> Direction
Quote every entry word for word.

(Saved data entries)
:::::
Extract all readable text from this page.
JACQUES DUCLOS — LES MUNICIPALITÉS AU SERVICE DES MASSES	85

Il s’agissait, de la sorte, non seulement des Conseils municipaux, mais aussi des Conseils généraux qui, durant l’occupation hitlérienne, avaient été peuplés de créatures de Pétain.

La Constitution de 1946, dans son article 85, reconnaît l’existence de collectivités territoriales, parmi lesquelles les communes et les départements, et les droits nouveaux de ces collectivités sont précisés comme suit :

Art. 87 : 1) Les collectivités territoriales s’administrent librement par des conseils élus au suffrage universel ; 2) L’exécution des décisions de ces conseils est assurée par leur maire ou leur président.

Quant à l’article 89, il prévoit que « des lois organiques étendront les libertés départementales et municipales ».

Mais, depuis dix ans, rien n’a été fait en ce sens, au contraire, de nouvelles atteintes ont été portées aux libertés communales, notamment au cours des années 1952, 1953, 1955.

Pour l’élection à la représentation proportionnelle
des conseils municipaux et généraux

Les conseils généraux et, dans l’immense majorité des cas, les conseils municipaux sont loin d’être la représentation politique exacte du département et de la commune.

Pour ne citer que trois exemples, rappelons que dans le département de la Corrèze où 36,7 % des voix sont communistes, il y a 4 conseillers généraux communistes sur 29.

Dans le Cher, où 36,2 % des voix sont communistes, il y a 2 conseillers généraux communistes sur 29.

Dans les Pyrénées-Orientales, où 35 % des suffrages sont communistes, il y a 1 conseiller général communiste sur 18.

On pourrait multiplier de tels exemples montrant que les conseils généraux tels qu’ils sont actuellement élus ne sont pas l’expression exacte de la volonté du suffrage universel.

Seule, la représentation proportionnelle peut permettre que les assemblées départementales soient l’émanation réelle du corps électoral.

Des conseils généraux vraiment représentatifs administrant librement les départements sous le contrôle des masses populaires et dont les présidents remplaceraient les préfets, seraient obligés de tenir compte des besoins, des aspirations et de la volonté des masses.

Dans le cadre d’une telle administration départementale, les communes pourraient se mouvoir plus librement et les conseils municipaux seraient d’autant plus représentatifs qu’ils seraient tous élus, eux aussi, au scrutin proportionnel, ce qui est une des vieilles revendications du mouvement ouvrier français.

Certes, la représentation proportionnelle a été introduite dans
:::::
> Correct output
Extract all readable text from this page.
JACQUES DUCLOS — LES MUNICIPALITÉS AU SERVICE DES MASSES	85

Il s’agissait, de la sorte, non seulement des Conseils municipaux, mais aussi des Conseils généraux qui, durant l’occupation hitlérienne, avaient été peuplés de créatures de Pétain.

La Constitution de 1946, dans son article 85, reconnaît l’existence de collectivités territoriales, parmi lesquelles les communes et les départements, et les droits nouveaux de ces collectivités sont précisés comme suit :

Art. 87 : 1) Les collectivités territoriales s’administrent librement par des conseils élus au suffrage universel ; 2) L’exécution des décisions de ces conseils est assurée par leur maire ou leur président.

Quant à l’article 89, il prévoit que « des lois organiques étendront les libertés départementales et municipales ».

Mais, depuis dix ans, rien n’a été fait en ce sens, au contraire, de nouvelles atteintes ont été portées aux libertés communales, notamment au cours des années 1952, 1953, 1955.

Pour l’élection à la représentation proportionnelle
des conseils municipaux et généraux

Les conseils généraux et, dans l’immense majorité des cas, les conseils municipaux sont loin d’être la représentation politique exacte du département et de la commune.

Pour ne citer que trois exemples, rappelons que dans le département de la Corrèze où 36,7 % des voix sont communistes, il y a 4 conseillers généraux communistes sur 29.

Dans le Cher, où 36,2 % des voix sont communistes, il y a 2 conseillers généraux communistes sur 29.

Dans les Pyrénées-Orientales, où 35 % des suffrages sont communistes, il y a 1 conseiller général communiste sur 18.

On pourrait multiplier de tels exemples montrant que les conseils généraux tels qu’ils sont actuellement élus ne sont pas l’expression exacte de la volonté du suffrage universel.

Seule, la représentation proportionnelle peut permettre que les assemblées départementales soient l’émanation réelle du corps électoral.

Des conseils généraux vraiment représentatifs administrant librement les départements sous le contrôle des masses populaires et dont les présidents remplaceraient les préfets, seraient obligés de tenir compte des besoins, des aspirations et de la volonté des masses.

Dans le cadre d’une telle administration départementale, les communes pourraient se mouvoir plus librement et les conseils municipaux seraient d’autant plus représentatifs qu’ils seraient tous élus, eux aussi, au scrutin proportionnel, ce qui est une des vieilles revendications du mouvement ouvrier français.

Certes, la représentation proportionnelle a été introduite dans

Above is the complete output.